__TASK BRIEF__: Extract all lines that hold the string "положении".

⟨

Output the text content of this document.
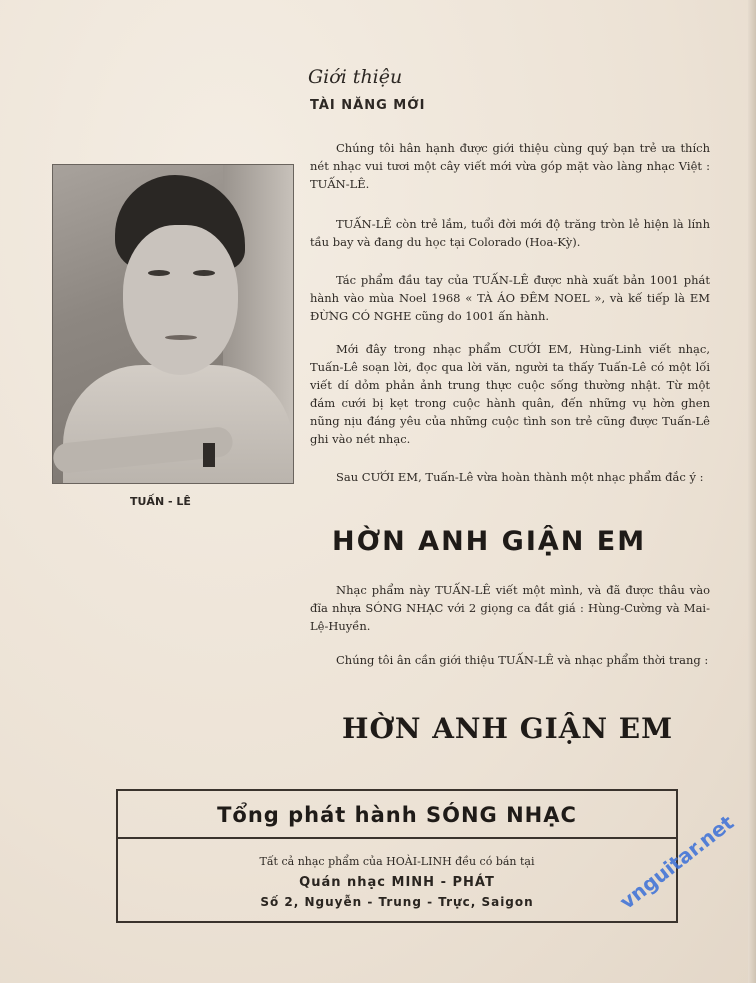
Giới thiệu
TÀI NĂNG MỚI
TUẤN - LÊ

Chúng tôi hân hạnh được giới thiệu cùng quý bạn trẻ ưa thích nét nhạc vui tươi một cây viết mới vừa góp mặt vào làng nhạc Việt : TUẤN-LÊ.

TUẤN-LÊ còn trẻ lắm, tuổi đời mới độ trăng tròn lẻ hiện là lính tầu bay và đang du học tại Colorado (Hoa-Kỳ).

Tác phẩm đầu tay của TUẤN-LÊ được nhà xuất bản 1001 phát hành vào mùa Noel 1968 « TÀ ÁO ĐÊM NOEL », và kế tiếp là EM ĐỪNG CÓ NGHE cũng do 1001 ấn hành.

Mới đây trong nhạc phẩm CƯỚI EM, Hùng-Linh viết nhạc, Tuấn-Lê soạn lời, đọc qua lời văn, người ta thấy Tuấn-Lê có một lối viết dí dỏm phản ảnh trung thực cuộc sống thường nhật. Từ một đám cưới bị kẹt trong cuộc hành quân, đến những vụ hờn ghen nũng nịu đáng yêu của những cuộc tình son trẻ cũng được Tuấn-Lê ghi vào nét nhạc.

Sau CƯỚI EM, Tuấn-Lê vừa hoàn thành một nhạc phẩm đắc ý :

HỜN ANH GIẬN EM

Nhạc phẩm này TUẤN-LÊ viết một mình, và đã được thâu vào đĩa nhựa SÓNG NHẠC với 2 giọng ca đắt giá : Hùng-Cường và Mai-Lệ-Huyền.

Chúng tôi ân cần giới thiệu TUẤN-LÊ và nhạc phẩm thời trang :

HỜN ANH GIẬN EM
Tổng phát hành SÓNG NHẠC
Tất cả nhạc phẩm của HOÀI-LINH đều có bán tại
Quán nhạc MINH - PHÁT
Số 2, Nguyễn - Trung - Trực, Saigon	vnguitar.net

⟩
⟨

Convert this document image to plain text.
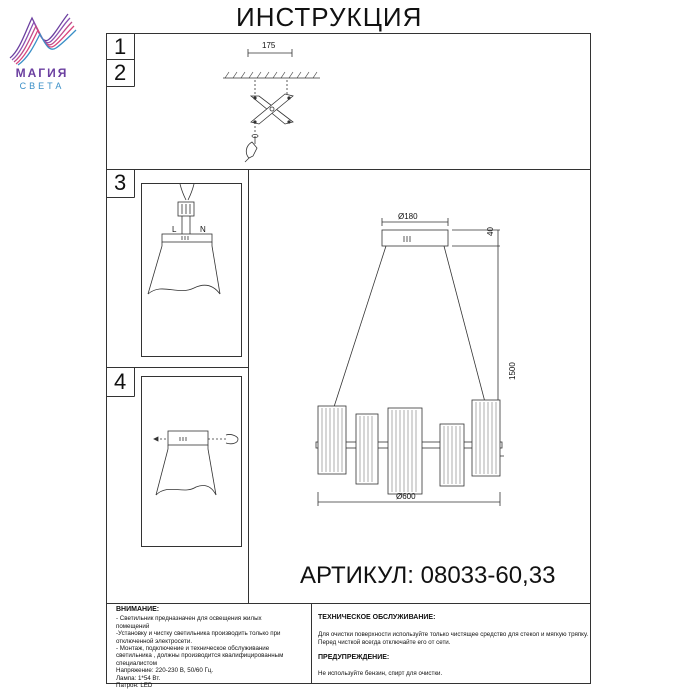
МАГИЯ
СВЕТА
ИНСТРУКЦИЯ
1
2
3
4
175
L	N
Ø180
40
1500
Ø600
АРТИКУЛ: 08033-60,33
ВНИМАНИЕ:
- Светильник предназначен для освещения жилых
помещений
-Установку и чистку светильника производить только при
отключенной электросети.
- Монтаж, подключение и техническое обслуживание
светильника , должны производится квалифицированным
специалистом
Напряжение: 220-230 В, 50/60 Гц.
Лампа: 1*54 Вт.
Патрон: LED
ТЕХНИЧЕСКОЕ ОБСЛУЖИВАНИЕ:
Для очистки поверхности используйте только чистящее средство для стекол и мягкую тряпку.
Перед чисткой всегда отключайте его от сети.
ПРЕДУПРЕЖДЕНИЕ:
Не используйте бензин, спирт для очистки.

⟩
⟨

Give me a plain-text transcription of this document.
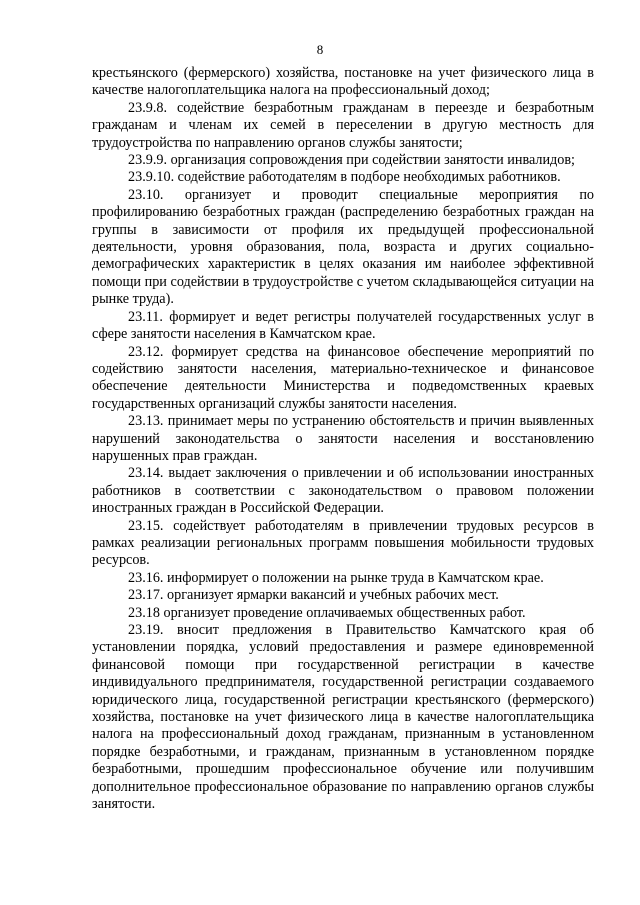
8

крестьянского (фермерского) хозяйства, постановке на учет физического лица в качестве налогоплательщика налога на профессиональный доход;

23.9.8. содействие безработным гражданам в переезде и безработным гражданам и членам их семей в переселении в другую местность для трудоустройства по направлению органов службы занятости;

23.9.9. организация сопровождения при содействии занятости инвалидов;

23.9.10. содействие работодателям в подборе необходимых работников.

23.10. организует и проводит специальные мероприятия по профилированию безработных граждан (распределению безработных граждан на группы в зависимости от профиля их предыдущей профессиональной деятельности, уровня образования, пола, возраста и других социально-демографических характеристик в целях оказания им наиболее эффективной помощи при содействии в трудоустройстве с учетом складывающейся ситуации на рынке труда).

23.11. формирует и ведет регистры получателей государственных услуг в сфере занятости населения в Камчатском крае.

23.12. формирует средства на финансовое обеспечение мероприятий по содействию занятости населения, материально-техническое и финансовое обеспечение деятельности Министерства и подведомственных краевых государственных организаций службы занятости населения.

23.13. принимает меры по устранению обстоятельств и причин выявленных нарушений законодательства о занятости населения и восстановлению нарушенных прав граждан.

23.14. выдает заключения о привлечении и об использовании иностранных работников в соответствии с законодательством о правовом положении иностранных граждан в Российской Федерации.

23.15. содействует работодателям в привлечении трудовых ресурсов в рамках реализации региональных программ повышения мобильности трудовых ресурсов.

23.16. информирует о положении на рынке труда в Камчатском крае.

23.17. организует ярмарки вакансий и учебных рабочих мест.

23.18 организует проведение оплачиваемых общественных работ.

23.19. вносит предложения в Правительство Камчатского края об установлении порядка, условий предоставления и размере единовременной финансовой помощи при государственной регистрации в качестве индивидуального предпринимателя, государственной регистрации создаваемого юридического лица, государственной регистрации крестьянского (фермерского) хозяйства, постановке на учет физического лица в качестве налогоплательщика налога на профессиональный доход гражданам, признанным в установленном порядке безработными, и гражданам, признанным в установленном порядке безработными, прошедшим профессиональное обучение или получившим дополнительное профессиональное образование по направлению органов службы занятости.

⟩

__WRITTEN SOLUTION__:
23.14. выдает заключения о привлечении и об использовании иностранных работников в соответствии с законодательством о правовом положении иностранных граждан в Российской Федерации.
23.16. информирует о положении на рынке труда в Камчатском крае.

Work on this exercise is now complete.